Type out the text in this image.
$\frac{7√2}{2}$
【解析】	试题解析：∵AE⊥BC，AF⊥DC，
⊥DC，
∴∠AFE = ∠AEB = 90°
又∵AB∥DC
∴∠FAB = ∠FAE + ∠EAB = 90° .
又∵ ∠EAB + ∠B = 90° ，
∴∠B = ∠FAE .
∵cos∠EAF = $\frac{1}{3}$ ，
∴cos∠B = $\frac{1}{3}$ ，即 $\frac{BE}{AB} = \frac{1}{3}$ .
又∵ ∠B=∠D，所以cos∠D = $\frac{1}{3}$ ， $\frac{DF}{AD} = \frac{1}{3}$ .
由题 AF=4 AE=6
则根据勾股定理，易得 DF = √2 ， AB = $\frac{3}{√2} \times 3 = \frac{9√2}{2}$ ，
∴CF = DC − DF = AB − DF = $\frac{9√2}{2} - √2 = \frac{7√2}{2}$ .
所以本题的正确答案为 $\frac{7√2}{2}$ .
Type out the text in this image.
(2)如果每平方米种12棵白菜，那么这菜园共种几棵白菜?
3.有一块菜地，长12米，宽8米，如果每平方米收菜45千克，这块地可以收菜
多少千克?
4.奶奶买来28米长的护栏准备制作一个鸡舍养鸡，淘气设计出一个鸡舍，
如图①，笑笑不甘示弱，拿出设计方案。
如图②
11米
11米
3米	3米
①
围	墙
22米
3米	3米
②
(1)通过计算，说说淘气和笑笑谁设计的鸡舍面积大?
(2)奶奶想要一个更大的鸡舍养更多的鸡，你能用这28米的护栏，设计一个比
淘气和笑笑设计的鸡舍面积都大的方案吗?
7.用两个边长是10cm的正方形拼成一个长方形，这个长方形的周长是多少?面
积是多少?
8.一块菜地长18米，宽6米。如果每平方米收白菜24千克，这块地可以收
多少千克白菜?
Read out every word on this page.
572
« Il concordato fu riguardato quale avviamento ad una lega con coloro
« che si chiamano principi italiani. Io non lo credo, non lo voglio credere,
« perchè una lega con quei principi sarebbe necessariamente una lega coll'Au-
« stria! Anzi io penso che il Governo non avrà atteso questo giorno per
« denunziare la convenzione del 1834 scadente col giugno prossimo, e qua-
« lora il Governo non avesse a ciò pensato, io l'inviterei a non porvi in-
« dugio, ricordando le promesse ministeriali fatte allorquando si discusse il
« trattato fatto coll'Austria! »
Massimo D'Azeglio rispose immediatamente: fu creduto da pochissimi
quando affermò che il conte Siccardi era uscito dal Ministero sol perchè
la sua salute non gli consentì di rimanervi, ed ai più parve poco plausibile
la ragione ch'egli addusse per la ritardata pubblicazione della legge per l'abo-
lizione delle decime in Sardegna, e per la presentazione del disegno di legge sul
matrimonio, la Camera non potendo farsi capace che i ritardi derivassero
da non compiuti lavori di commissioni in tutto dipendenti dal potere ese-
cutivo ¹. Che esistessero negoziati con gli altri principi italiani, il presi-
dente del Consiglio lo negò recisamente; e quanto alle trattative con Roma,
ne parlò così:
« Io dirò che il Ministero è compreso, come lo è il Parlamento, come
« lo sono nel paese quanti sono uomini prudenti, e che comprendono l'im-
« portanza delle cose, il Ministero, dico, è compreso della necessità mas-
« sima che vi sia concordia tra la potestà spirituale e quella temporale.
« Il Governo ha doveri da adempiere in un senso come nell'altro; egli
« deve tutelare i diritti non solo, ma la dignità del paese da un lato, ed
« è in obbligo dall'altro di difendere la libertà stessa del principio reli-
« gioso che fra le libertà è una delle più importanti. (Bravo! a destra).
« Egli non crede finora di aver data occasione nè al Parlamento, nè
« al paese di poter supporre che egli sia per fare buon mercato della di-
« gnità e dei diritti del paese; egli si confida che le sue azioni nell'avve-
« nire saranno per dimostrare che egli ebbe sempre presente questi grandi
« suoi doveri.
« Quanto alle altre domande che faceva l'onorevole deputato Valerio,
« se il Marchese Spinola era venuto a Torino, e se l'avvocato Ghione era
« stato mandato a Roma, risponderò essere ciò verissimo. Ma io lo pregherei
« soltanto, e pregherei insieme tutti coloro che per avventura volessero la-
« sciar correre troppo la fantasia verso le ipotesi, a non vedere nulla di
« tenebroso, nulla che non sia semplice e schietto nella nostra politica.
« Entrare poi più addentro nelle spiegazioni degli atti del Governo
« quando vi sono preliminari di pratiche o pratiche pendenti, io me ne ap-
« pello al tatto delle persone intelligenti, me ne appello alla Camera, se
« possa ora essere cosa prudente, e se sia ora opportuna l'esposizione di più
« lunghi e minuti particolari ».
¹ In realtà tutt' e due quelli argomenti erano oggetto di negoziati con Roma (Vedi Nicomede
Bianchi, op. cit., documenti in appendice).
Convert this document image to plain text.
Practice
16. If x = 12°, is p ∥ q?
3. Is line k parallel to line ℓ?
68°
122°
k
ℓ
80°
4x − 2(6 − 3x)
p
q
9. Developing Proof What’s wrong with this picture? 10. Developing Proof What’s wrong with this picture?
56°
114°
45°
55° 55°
= = = =
■ **WORK TO BE COMPLETED**: Repeat the material above in full, keeping every word.

■ **EXERCISE RESULT**:
Type out the text in this image.
$\frac{7√2}{2}$
【解析】	试题解析：∵AE⊥BC，AF⊥DC，
⊥DC，
∴∠AFE = ∠AEB = 90°
又∵AB∥DC
∴∠FAB = ∠FAE + ∠EAB = 90° .
又∵ ∠EAB + ∠B = 90° ，
∴∠B = ∠FAE .
∵cos∠EAF = $\frac{1}{3}$ ，
∴cos∠B = $\frac{1}{3}$ ，即 $\frac{BE}{AB} = \frac{1}{3}$ .
又∵ ∠B=∠D，所以cos∠D = $\frac{1}{3}$ ， $\frac{DF}{AD} = \frac{1}{3}$ .
由题 AF=4 AE=6
则根据勾股定理，易得 DF = √2 ， AB = $\frac{3}{√2} \times 3 = \frac{9√2}{2}$ ，
∴CF = DC − DF = AB − DF = $\frac{9√2}{2} - √2 = \frac{7√2}{2}$ .
所以本题的正确答案为 $\frac{7√2}{2}$ .
Type out the text in this image.
(2)如果每平方米种12棵白菜，那么这菜园共种几棵白菜?
3.有一块菜地，长12米，宽8米，如果每平方米收菜45千克，这块地可以收菜
多少千克?
4.奶奶买来28米长的护栏准备制作一个鸡舍养鸡，淘气设计出一个鸡舍，
如图①，笑笑不甘示弱，拿出设计方案。
如图②
11米
11米
3米	3米
①
围	墙
22米
3米	3米
②
(1)通过计算，说说淘气和笑笑谁设计的鸡舍面积大?
(2)奶奶想要一个更大的鸡舍养更多的鸡，你能用这28米的护栏，设计一个比
淘气和笑笑设计的鸡舍面积都大的方案吗?
7.用两个边长是10cm的正方形拼成一个长方形，这个长方形的周长是多少?面
积是多少?
8.一块菜地长18米，宽6米。如果每平方米收白菜24千克，这块地可以收
多少千克白菜?
Read out every word on this page.
572
« Il concordato fu riguardato quale avviamento ad una lega con coloro
« che si chiamano principi italiani. Io non lo credo, non lo voglio credere,
« perchè una lega con quei principi sarebbe necessariamente una lega coll'Au-
« stria! Anzi io penso che il Governo non avrà atteso questo giorno per
« denunziare la convenzione del 1834 scadente col giugno prossimo, e qua-
« lora il Governo non avesse a ciò pensato, io l'inviterei a non porvi in-
« dugio, ricordando le promesse ministeriali fatte allorquando si discusse il
« trattato fatto coll'Austria! »
Massimo D'Azeglio rispose immediatamente: fu creduto da pochissimi
quando affermò che il conte Siccardi era uscito dal Ministero sol perchè
la sua salute non gli consentì di rimanervi, ed ai più parve poco plausibile
la ragione ch'egli addusse per la ritardata pubblicazione della legge per l'abo-
lizione delle decime in Sardegna, e per la presentazione del disegno di legge sul
matrimonio, la Camera non potendo farsi capace che i ritardi derivassero
da non compiuti lavori di commissioni in tutto dipendenti dal potere ese-
cutivo ¹. Che esistessero negoziati con gli altri principi italiani, il presi-
dente del Consiglio lo negò recisamente; e quanto alle trattative con Roma,
ne parlò così:
« Io dirò che il Ministero è compreso, come lo è il Parlamento, come
« lo sono nel paese quanti sono uomini prudenti, e che comprendono l'im-
« portanza delle cose, il Ministero, dico, è compreso della necessità mas-
« sima che vi sia concordia tra la potestà spirituale e quella temporale.
« Il Governo ha doveri da adempiere in un senso come nell'altro; egli
« deve tutelare i diritti non solo, ma la dignità del paese da un lato, ed
« è in obbligo dall'altro di difendere la libertà stessa del principio reli-
« gioso che fra le libertà è una delle più importanti. (Bravo! a destra).
« Egli non crede finora di aver data occasione nè al Parlamento, nè
« al paese di poter supporre che egli sia per fare buon mercato della di-
« gnità e dei diritti del paese; egli si confida che le sue azioni nell'avve-
« nire saranno per dimostrare che egli ebbe sempre presente questi grandi
« suoi doveri.
« Quanto alle altre domande che faceva l'onorevole deputato Valerio,
« se il Marchese Spinola era venuto a Torino, e se l'avvocato Ghione era
« stato mandato a Roma, risponderò essere ciò verissimo. Ma io lo pregherei
« soltanto, e pregherei insieme tutti coloro che per avventura volessero la-
« sciar correre troppo la fantasia verso le ipotesi, a non vedere nulla di
« tenebroso, nulla che non sia semplice e schietto nella nostra politica.
« Entrare poi più addentro nelle spiegazioni degli atti del Governo
« quando vi sono preliminari di pratiche o pratiche pendenti, io me ne ap-
« pello al tatto delle persone intelligenti, me ne appello alla Camera, se
« possa ora essere cosa prudente, e se sia ora opportuna l'esposizione di più
« lunghi e minuti particolari ».
¹ In realtà tutt' e due quelli argomenti erano oggetto di negoziati con Roma (Vedi Nicomede
Bianchi, op. cit., documenti in appendice).
Convert this document image to plain text.
Practice
16. If x = 12°, is p ∥ q?
3. Is line k parallel to line ℓ?
68°
122°
k
ℓ
80°
4x − 2(6 − 3x)
p
q
9. Developing Proof What’s wrong with this picture? 10. Developing Proof What’s wrong with this picture?
56°
114°
45°
55° 55°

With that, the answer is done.